### Task description
Extract the part of the material that opens with its first line and closes with the line containing "change: 2.94 (+0.23%) [211,74,324,90]", both ends included, and copy those lines word for word.

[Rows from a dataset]
################

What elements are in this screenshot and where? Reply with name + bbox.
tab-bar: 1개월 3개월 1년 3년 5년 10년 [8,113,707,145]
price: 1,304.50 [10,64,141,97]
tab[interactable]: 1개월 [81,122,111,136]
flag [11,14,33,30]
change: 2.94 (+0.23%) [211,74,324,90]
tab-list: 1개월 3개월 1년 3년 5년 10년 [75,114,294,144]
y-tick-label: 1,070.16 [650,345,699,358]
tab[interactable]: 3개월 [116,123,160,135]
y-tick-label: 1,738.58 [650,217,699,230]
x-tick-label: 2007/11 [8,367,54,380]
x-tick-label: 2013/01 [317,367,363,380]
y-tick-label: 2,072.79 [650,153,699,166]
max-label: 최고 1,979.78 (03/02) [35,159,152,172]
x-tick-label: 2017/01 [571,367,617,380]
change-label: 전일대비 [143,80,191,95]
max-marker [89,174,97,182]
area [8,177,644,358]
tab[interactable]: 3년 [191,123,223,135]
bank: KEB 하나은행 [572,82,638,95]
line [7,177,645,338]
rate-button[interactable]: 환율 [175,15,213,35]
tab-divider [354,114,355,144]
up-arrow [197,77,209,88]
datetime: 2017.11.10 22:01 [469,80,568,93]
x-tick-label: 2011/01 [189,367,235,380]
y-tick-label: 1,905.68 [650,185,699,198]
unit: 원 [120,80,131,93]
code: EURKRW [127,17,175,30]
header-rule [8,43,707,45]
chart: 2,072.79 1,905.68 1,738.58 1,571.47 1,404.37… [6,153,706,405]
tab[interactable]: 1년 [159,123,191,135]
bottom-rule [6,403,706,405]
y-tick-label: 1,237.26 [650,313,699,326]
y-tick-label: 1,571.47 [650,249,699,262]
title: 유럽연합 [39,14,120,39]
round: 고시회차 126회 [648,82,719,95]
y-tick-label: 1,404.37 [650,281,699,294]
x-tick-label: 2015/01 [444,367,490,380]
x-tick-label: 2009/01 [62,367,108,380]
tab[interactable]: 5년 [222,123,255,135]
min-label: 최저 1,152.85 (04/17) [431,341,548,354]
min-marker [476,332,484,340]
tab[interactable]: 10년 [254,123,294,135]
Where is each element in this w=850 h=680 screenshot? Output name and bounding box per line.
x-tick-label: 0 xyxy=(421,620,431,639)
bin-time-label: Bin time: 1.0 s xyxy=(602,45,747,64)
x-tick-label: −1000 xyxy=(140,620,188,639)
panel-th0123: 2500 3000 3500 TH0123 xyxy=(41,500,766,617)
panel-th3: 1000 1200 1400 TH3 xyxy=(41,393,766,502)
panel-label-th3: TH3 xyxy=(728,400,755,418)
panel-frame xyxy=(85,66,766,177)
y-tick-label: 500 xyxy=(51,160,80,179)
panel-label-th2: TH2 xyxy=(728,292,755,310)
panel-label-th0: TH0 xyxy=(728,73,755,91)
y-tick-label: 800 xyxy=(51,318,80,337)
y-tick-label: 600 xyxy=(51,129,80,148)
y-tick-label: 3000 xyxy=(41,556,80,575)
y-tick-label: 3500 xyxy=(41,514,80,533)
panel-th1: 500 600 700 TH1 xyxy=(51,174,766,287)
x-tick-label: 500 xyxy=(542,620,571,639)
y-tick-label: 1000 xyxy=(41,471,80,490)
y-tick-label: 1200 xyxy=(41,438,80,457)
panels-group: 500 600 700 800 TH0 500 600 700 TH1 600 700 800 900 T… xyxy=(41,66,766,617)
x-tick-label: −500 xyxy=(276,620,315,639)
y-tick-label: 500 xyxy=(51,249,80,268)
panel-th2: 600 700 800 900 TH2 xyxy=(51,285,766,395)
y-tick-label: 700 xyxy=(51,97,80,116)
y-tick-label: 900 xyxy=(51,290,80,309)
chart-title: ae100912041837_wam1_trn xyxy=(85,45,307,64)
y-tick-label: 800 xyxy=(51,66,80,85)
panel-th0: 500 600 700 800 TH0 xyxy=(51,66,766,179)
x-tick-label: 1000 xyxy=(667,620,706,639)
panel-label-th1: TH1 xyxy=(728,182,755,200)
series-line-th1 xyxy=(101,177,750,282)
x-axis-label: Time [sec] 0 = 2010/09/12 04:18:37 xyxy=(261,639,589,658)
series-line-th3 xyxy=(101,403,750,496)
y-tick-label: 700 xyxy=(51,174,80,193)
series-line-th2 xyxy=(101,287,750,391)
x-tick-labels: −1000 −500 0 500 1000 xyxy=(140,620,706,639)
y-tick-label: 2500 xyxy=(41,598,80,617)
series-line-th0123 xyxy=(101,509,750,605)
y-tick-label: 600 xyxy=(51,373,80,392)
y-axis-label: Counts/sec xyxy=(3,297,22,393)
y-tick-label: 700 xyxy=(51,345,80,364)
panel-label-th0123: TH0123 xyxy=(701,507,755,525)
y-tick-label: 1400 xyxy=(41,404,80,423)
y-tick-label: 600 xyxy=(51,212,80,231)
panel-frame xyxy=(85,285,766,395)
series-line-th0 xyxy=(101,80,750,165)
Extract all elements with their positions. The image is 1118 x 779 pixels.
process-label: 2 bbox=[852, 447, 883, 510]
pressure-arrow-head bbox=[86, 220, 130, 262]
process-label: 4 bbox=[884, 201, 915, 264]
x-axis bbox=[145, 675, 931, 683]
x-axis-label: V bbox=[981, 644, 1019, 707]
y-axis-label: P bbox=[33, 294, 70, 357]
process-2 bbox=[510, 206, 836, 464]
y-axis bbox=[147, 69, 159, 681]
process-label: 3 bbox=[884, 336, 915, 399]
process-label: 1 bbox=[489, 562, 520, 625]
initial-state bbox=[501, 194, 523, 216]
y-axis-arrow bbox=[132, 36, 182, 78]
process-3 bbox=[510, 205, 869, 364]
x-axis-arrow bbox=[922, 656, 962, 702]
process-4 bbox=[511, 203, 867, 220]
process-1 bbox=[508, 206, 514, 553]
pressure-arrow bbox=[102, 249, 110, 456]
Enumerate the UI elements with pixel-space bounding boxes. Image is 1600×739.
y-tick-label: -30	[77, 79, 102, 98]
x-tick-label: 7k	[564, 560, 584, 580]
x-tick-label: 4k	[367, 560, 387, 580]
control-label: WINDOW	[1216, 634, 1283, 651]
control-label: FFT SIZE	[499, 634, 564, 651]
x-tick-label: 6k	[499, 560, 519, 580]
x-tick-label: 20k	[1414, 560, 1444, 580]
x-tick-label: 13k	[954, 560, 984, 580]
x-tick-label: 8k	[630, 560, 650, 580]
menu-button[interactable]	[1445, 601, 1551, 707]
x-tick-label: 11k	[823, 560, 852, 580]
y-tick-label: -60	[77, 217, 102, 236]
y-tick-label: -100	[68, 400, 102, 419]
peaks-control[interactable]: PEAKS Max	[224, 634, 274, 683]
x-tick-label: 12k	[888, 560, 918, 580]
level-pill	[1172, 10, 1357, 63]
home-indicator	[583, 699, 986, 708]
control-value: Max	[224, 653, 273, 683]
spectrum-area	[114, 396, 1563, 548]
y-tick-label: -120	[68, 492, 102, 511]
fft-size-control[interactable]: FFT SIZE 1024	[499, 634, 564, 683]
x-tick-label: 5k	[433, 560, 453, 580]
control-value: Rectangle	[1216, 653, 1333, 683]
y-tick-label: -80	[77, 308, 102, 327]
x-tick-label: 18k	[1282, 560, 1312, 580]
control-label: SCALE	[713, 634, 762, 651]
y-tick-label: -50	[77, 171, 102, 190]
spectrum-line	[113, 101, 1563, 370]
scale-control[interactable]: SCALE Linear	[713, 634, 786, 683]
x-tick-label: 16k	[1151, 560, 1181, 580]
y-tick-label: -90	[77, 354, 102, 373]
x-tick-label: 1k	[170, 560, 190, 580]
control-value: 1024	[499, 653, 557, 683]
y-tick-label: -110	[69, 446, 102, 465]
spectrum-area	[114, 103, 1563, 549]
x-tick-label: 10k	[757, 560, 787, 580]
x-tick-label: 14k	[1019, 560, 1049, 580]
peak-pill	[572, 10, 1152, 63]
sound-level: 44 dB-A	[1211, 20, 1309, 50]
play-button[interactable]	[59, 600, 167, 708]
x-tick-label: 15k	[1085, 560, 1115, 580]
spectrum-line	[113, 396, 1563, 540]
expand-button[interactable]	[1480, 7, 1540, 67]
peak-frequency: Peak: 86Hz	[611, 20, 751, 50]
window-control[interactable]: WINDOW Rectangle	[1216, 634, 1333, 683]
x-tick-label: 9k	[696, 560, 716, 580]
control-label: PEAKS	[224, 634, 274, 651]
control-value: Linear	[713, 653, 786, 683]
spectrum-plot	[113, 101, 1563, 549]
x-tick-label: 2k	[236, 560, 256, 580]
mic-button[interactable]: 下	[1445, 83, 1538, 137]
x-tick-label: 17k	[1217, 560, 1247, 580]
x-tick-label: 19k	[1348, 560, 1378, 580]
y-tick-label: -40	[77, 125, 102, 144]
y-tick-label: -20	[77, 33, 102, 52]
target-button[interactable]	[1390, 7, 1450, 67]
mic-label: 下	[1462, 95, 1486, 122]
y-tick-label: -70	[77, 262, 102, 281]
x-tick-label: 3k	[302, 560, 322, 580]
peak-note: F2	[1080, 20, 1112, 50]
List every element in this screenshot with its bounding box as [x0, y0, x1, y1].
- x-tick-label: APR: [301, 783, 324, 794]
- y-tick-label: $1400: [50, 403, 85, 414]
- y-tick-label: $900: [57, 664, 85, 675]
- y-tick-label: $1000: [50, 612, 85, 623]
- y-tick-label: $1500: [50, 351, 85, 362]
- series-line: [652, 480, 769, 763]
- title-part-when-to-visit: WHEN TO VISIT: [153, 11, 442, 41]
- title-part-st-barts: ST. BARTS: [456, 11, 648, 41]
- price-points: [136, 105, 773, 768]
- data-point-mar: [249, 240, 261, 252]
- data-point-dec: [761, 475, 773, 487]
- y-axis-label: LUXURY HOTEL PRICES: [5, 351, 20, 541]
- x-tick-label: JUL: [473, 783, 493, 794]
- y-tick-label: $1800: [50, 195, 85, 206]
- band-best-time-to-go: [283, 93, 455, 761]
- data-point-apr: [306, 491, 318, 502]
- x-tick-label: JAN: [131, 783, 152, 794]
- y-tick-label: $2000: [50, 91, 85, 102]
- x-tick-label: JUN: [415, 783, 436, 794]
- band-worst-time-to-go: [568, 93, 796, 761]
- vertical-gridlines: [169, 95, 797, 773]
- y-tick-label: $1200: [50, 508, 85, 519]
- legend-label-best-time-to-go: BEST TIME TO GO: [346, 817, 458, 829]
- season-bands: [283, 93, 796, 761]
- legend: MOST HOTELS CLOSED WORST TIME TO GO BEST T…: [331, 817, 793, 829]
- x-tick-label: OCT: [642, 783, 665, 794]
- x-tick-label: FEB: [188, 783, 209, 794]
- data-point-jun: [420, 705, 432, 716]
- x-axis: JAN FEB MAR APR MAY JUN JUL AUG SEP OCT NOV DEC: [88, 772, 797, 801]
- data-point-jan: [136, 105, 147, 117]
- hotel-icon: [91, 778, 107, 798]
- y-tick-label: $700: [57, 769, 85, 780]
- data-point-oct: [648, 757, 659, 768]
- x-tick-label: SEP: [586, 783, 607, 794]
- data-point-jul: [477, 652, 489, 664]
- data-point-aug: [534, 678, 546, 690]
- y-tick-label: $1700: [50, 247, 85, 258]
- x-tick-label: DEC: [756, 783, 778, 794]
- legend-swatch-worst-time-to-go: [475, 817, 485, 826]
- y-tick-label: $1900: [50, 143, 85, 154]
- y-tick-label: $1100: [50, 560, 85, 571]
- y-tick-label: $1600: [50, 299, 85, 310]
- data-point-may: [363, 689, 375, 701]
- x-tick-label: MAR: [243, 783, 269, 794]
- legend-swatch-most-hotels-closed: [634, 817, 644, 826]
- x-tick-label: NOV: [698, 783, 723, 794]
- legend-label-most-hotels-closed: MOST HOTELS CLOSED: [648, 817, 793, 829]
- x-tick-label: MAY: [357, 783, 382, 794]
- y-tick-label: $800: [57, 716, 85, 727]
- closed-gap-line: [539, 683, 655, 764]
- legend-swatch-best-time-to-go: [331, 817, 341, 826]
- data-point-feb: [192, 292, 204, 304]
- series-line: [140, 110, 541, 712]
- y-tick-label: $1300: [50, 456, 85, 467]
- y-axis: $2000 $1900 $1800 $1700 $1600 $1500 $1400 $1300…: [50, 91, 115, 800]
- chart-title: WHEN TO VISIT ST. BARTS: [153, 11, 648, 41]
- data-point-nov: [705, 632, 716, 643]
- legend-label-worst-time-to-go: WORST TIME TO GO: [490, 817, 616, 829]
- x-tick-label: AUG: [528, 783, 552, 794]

################

### Output of the exercise
What elements are in this screenshot and where? Reply with name + bbox.
tab-bar: 1개월 3개월 1년 3년 5년 10년 [8,113,707,145]
price: 1,304.50 [10,64,141,97]
tab[interactable]: 1개월 [81,122,111,136]
flag [11,14,33,30]
change: 2.94 (+0.23%) [211,74,324,90]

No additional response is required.